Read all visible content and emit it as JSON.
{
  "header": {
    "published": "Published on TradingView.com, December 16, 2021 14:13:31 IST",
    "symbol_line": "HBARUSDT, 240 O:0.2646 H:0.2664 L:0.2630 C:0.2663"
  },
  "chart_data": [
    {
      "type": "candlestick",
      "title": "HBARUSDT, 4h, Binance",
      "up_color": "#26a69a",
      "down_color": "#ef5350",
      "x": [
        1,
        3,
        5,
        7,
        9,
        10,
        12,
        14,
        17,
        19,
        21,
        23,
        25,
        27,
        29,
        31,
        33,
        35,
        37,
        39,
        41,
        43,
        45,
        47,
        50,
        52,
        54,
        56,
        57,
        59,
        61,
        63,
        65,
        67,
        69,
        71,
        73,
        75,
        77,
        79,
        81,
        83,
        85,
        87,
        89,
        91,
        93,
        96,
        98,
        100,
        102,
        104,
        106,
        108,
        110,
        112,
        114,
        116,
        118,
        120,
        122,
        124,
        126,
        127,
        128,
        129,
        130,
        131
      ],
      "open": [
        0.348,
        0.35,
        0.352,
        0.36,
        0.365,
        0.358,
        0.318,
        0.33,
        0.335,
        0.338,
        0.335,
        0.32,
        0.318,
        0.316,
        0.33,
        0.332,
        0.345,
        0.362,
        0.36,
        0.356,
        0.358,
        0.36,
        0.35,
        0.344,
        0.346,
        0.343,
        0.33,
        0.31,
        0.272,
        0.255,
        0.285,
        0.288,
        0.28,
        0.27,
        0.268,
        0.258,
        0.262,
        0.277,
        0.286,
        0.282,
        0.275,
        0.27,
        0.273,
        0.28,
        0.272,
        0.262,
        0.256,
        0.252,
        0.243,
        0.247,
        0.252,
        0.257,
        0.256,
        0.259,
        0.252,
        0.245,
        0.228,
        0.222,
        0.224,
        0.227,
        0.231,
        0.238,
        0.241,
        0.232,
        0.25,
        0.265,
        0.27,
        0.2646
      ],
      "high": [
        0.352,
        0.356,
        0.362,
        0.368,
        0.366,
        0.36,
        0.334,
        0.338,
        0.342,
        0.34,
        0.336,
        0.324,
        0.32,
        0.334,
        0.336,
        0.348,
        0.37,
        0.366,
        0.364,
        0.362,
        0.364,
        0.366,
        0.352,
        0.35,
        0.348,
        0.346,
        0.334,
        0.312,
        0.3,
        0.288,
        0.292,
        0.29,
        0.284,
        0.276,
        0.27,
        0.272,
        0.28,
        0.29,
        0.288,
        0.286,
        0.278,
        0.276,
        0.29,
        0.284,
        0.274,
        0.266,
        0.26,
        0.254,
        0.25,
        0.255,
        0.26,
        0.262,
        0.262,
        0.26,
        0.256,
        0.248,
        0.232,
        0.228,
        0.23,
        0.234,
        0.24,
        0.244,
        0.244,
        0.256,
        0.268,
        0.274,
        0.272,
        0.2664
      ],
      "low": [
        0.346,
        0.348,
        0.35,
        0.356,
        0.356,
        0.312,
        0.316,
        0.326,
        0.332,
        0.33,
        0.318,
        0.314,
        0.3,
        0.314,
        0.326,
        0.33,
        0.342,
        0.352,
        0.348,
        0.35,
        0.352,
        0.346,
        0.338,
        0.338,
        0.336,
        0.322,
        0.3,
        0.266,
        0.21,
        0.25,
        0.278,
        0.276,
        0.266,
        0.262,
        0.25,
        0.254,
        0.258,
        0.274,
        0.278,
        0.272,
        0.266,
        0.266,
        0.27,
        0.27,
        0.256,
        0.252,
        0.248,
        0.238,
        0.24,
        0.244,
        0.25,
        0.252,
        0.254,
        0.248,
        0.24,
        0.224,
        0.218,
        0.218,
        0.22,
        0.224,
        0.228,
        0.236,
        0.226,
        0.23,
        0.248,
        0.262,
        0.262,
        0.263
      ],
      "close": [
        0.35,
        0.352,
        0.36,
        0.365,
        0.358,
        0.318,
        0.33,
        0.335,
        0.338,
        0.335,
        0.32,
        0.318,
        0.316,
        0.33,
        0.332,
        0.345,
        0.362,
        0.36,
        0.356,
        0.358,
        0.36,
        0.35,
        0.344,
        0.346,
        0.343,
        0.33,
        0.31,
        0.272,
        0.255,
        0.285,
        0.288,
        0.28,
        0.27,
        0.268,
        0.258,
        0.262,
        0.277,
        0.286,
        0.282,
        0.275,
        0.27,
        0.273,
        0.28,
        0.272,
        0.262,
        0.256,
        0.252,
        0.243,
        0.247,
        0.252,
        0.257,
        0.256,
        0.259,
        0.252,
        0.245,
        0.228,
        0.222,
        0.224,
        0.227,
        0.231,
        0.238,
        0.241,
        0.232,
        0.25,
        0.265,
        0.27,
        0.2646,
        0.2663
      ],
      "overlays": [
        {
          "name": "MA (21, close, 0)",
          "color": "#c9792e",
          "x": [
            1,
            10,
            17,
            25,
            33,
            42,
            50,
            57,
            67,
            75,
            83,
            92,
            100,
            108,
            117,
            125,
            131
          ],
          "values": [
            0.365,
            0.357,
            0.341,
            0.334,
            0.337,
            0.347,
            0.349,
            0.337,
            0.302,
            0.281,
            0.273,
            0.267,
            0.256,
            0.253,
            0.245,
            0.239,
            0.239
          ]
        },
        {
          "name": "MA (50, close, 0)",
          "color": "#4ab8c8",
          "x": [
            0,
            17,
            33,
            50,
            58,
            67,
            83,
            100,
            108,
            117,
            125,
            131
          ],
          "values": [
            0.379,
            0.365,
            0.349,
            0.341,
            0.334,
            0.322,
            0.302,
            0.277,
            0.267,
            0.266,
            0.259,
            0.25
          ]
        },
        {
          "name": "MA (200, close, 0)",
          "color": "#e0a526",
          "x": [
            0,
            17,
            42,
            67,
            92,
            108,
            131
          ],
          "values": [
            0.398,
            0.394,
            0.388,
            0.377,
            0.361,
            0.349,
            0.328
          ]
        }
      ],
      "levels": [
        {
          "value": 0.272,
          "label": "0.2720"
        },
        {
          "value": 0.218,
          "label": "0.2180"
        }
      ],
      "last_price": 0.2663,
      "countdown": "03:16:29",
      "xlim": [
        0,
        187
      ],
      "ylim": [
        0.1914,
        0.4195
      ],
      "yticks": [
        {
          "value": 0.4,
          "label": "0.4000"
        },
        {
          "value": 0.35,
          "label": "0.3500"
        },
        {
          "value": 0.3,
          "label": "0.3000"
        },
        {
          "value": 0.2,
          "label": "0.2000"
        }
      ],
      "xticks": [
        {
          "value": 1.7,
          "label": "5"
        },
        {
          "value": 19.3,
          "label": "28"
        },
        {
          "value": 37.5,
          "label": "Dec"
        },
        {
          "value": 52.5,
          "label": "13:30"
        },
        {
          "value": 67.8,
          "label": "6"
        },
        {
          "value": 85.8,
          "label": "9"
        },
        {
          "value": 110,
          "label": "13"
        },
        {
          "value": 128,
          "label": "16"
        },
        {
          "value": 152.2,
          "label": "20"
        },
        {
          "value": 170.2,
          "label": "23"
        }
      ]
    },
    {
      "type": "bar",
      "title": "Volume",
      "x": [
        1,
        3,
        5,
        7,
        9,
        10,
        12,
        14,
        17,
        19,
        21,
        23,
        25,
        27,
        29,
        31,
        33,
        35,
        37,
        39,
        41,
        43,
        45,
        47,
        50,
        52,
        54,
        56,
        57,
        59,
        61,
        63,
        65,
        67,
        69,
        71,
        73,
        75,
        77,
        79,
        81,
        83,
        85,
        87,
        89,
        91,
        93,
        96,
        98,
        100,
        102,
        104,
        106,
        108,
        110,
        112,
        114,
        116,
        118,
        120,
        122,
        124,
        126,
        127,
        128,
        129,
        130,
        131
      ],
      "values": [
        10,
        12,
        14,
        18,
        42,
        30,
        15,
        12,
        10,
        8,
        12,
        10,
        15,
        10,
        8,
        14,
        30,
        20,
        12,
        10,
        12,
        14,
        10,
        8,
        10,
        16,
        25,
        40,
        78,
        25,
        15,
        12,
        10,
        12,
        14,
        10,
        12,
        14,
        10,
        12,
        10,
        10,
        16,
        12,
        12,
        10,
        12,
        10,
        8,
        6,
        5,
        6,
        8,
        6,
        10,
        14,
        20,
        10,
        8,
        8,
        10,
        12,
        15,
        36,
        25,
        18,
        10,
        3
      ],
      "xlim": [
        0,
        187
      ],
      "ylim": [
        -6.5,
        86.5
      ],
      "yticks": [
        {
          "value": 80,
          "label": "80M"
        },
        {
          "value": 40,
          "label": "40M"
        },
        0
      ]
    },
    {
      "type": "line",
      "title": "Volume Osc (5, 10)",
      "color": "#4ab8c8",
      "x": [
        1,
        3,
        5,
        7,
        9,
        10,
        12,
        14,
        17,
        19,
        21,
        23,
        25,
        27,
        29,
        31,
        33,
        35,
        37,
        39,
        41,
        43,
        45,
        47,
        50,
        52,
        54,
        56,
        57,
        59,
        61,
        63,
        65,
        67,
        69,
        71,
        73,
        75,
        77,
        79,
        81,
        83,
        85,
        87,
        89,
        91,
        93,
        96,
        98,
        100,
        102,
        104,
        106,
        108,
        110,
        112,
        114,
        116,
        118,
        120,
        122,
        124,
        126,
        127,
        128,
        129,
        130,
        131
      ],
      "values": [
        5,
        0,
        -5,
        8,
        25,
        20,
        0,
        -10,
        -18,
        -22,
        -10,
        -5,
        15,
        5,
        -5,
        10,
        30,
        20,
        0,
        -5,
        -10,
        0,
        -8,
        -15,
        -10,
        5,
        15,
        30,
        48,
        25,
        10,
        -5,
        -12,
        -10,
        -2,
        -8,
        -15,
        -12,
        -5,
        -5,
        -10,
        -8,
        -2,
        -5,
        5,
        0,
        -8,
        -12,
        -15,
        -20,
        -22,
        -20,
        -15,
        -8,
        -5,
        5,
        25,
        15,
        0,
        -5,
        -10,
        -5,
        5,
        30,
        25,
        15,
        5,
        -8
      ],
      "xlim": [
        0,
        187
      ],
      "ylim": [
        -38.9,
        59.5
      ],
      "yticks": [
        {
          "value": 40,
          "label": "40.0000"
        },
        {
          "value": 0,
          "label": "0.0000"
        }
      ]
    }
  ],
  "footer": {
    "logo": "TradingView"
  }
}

[Set task]
Locate the word "HBARUSDT" in the records and collect each line it appears in.

[Answer]
    "symbol_line": "HBARUSDT, 240 O:0.2646 H:0.2664 L:0.2630 C:0.2663"
      "title": "HBARUSDT, 4h, Binance",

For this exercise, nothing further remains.